*Available records*:
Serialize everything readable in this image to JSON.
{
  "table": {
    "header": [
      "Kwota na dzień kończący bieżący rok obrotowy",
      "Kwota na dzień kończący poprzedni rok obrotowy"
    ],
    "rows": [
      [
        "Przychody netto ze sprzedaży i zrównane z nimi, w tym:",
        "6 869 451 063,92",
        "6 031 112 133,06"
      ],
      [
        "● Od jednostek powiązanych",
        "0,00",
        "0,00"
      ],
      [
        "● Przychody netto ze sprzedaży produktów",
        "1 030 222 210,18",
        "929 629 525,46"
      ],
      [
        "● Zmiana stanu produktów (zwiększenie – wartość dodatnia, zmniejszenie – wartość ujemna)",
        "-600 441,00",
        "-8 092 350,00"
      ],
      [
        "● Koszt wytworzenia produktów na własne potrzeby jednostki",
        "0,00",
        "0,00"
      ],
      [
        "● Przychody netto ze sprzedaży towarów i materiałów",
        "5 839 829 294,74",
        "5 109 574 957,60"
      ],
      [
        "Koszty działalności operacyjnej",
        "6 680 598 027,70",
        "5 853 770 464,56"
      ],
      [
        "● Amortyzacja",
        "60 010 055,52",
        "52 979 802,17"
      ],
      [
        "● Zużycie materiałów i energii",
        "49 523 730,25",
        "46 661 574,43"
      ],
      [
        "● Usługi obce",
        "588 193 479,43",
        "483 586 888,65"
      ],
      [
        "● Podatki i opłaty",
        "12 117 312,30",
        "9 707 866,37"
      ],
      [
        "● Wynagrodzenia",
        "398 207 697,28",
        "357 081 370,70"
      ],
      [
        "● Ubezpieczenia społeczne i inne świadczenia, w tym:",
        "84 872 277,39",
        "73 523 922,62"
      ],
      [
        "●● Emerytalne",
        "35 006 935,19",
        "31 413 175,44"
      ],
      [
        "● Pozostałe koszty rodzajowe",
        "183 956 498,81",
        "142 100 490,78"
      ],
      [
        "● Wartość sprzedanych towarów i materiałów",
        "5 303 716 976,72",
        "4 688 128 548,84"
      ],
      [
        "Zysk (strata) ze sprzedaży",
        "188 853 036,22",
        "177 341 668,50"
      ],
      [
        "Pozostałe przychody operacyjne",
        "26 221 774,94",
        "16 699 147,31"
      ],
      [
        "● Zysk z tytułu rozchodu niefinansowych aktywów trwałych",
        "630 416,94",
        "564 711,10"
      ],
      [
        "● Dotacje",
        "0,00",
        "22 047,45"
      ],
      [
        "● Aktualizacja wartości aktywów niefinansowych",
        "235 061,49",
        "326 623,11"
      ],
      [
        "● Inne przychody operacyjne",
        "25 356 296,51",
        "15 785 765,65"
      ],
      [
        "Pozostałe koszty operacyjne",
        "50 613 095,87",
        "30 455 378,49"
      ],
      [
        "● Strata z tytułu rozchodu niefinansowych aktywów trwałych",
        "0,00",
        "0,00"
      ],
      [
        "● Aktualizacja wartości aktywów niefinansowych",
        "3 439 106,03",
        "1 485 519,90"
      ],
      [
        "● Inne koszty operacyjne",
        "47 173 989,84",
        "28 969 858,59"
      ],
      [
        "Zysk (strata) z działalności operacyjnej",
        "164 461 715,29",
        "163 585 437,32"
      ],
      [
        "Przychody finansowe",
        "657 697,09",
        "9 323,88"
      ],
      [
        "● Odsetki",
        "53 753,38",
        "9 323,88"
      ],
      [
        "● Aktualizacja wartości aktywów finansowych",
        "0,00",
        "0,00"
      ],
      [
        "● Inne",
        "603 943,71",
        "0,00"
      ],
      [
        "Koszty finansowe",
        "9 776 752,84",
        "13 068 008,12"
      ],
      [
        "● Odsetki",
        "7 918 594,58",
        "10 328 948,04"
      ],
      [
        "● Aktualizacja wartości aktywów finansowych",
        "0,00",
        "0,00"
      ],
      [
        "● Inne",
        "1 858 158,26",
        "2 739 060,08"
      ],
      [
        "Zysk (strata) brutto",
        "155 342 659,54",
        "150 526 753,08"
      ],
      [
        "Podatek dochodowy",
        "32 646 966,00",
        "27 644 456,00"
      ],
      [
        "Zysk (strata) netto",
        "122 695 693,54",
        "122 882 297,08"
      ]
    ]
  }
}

*Work to do*: Single out each line of the records above with the string "działalności" in it, and copy it.

*The reply*:
        "Koszty działalności operacyjnej",
        "Zysk (strata) z działalności operacyjnej",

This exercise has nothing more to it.